[Begin]
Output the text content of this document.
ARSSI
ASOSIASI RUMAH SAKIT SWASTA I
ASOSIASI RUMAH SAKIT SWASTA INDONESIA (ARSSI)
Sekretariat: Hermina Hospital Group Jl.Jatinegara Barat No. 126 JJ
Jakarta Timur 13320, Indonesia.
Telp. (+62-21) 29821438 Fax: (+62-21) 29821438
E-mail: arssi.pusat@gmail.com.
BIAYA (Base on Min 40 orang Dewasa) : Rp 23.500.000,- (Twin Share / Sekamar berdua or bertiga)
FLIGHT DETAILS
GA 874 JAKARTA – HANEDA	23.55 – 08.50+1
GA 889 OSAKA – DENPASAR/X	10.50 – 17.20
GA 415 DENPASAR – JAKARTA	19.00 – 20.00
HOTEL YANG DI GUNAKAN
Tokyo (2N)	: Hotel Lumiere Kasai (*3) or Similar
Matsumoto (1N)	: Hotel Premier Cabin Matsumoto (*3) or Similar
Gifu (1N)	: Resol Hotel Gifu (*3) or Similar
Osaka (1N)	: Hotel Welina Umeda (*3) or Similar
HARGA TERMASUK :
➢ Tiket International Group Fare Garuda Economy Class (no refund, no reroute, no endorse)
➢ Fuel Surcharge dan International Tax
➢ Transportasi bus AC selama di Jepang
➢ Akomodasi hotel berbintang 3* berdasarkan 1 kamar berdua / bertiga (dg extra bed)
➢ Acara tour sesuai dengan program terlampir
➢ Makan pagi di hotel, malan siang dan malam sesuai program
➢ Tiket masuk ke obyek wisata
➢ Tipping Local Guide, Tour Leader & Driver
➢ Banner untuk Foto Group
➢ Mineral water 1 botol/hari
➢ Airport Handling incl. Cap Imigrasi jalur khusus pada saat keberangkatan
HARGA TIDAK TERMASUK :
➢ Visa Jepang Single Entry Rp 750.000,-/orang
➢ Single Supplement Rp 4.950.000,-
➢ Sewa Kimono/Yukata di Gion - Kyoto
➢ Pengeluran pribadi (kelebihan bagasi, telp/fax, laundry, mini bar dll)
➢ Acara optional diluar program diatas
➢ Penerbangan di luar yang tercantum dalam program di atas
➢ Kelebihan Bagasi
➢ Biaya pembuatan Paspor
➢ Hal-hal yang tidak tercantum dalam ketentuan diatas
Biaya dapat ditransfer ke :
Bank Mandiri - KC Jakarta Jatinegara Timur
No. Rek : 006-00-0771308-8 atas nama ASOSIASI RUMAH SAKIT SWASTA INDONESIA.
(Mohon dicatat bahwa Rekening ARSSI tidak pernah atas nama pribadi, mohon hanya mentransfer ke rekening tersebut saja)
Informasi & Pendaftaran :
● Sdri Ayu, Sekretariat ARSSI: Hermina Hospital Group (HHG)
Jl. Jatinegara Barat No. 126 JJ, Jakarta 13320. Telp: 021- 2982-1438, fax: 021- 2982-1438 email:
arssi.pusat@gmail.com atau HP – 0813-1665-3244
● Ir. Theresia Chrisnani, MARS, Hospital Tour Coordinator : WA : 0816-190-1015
[End]
WORK REQUIRED — Write all of the records out again exactly.

PROBLEM SOLUTION —
Output the text content of this document.
ARSSI
ASOSIASI RUMAH SAKIT SWASTA I
ASOSIASI RUMAH SAKIT SWASTA INDONESIA (ARSSI)
Sekretariat: Hermina Hospital Group Jl.Jatinegara Barat No. 126 JJ
Jakarta Timur 13320, Indonesia.
Telp. (+62-21) 29821438 Fax: (+62-21) 29821438
E-mail: arssi.pusat@gmail.com.
BIAYA (Base on Min 40 orang Dewasa) : Rp 23.500.000,- (Twin Share / Sekamar berdua or bertiga)
FLIGHT DETAILS
GA 874 JAKARTA – HANEDA	23.55 – 08.50+1
GA 889 OSAKA – DENPASAR/X	10.50 – 17.20
GA 415 DENPASAR – JAKARTA	19.00 – 20.00
HOTEL YANG DI GUNAKAN
Tokyo (2N)	: Hotel Lumiere Kasai (*3) or Similar
Matsumoto (1N)	: Hotel Premier Cabin Matsumoto (*3) or Similar
Gifu (1N)	: Resol Hotel Gifu (*3) or Similar
Osaka (1N)	: Hotel Welina Umeda (*3) or Similar
HARGA TERMASUK :
➢ Tiket International Group Fare Garuda Economy Class (no refund, no reroute, no endorse)
➢ Fuel Surcharge dan International Tax
➢ Transportasi bus AC selama di Jepang
➢ Akomodasi hotel berbintang 3* berdasarkan 1 kamar berdua / bertiga (dg extra bed)
➢ Acara tour sesuai dengan program terlampir
➢ Makan pagi di hotel, malan siang dan malam sesuai program
➢ Tiket masuk ke obyek wisata
➢ Tipping Local Guide, Tour Leader & Driver
➢ Banner untuk Foto Group
➢ Mineral water 1 botol/hari
➢ Airport Handling incl. Cap Imigrasi jalur khusus pada saat keberangkatan
HARGA TIDAK TERMASUK :
➢ Visa Jepang Single Entry Rp 750.000,-/orang
➢ Single Supplement Rp 4.950.000,-
➢ Sewa Kimono/Yukata di Gion - Kyoto
➢ Pengeluran pribadi (kelebihan bagasi, telp/fax, laundry, mini bar dll)
➢ Acara optional diluar program diatas
➢ Penerbangan di luar yang tercantum dalam program di atas
➢ Kelebihan Bagasi
➢ Biaya pembuatan Paspor
➢ Hal-hal yang tidak tercantum dalam ketentuan diatas
Biaya dapat ditransfer ke :
Bank Mandiri - KC Jakarta Jatinegara Timur
No. Rek : 006-00-0771308-8 atas nama ASOSIASI RUMAH SAKIT SWASTA INDONESIA.
(Mohon dicatat bahwa Rekening ARSSI tidak pernah atas nama pribadi, mohon hanya mentransfer ke rekening tersebut saja)
Informasi & Pendaftaran :
● Sdri Ayu, Sekretariat ARSSI: Hermina Hospital Group (HHG)
Jl. Jatinegara Barat No. 126 JJ, Jakarta 13320. Telp: 021- 2982-1438, fax: 021- 2982-1438 email:
arssi.pusat@gmail.com atau HP – 0813-1665-3244
● Ir. Theresia Chrisnani, MARS, Hospital Tour Coordinator : WA : 0816-190-1015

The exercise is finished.